(Data to process)
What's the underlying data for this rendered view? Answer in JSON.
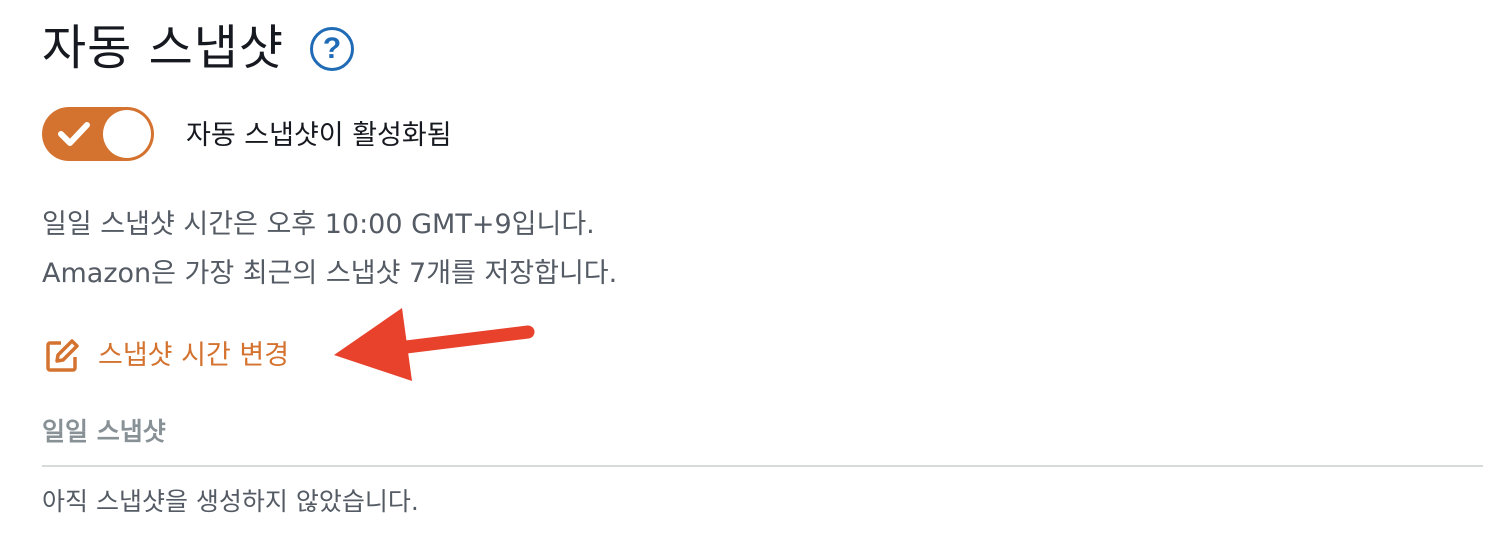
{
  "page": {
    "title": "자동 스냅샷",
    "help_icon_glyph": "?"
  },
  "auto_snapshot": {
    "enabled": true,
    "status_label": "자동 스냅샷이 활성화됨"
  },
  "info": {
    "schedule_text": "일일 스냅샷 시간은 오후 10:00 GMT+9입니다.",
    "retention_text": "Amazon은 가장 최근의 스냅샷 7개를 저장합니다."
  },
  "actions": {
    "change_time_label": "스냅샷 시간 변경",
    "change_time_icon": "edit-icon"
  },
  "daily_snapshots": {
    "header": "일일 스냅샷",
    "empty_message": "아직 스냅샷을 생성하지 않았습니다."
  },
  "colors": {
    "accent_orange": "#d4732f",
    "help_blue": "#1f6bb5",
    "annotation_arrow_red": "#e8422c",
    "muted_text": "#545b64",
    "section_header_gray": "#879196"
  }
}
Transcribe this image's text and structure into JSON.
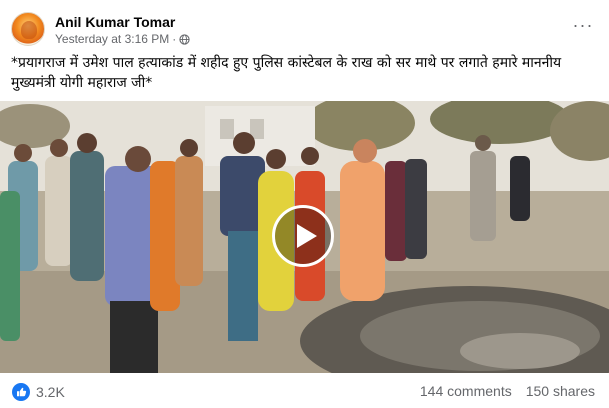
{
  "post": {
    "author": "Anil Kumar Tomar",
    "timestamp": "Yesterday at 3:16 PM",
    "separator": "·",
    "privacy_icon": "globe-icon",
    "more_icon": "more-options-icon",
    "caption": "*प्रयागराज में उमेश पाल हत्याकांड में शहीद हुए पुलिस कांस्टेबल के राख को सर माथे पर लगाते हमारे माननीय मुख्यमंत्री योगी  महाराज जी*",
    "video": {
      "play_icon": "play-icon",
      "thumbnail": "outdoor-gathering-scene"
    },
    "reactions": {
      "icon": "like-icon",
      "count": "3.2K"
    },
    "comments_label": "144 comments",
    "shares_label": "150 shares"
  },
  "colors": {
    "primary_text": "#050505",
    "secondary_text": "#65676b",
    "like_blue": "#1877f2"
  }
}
--
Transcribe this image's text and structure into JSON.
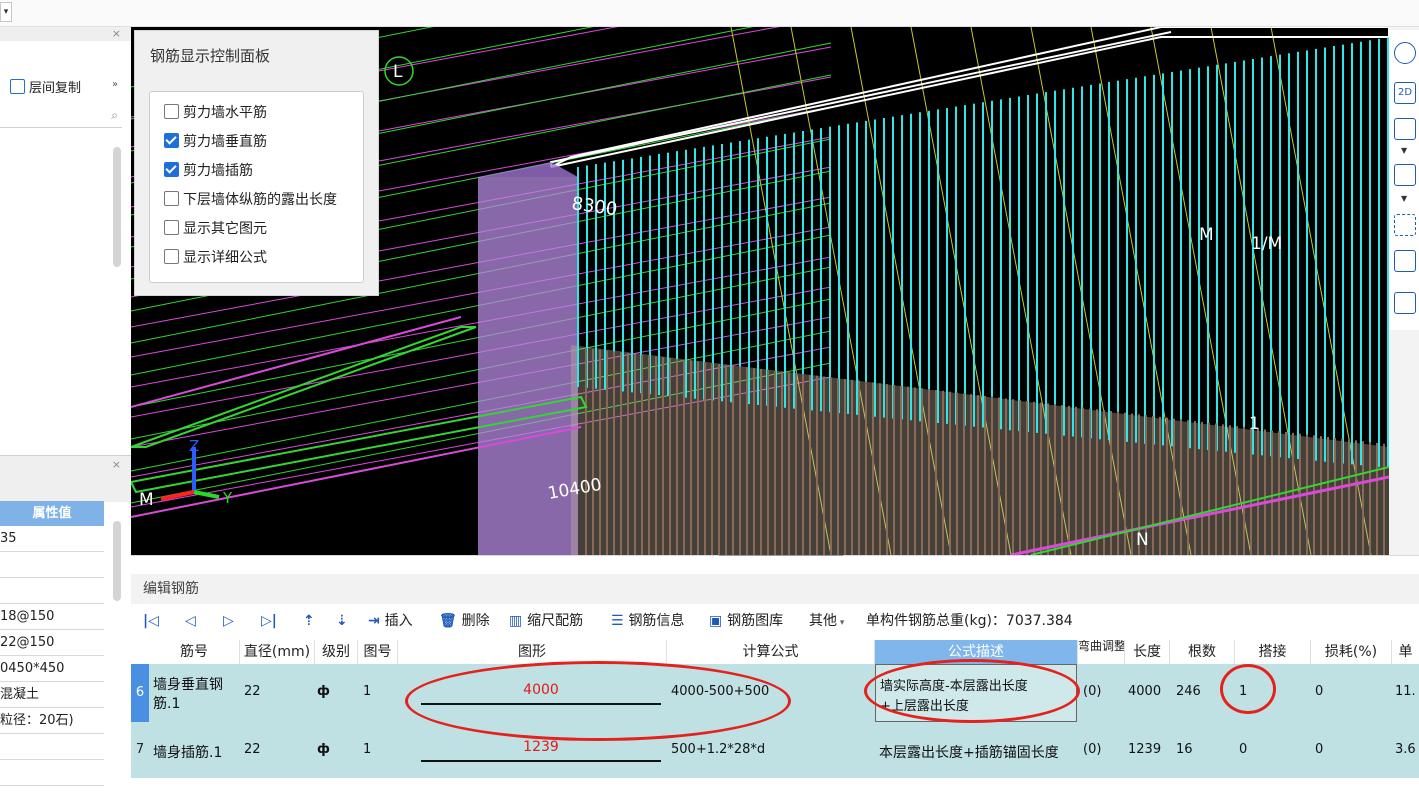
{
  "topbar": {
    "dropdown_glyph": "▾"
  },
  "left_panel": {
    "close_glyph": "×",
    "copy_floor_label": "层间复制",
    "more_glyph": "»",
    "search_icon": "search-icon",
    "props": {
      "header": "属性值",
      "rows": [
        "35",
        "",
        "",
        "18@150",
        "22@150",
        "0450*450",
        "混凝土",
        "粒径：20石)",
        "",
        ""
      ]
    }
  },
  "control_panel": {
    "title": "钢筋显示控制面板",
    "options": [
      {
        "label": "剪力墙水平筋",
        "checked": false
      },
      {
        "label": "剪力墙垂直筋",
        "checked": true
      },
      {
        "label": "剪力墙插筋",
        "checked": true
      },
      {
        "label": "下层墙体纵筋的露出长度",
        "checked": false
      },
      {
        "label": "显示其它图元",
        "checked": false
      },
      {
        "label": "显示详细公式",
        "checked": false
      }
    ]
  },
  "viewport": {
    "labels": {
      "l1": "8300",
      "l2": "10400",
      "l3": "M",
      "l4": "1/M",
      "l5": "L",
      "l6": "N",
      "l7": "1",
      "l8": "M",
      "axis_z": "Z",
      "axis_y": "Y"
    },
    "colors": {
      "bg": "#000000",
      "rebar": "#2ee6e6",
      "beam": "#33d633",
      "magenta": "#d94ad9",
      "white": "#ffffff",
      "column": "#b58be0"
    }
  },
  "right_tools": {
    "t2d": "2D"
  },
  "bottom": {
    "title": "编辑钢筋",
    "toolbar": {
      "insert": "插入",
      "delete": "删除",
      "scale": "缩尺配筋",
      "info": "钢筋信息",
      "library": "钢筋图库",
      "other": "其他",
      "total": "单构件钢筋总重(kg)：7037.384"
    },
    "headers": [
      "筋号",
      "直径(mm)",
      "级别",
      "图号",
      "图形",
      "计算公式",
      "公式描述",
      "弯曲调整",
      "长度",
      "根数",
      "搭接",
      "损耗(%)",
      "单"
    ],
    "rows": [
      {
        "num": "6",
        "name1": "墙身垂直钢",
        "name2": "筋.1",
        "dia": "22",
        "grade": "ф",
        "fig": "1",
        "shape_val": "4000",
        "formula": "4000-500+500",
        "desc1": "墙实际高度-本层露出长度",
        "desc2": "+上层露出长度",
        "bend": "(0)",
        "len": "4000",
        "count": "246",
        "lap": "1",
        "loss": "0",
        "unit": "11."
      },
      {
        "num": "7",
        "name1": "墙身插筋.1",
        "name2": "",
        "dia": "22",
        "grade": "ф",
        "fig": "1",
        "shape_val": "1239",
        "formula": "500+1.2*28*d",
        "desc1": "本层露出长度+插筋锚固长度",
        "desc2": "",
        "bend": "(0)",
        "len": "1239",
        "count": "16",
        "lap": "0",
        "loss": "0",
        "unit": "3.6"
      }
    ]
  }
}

(Exercise directions)
Work out how many lines of the listing above include the word "title". Report only the number.

(Written response)
3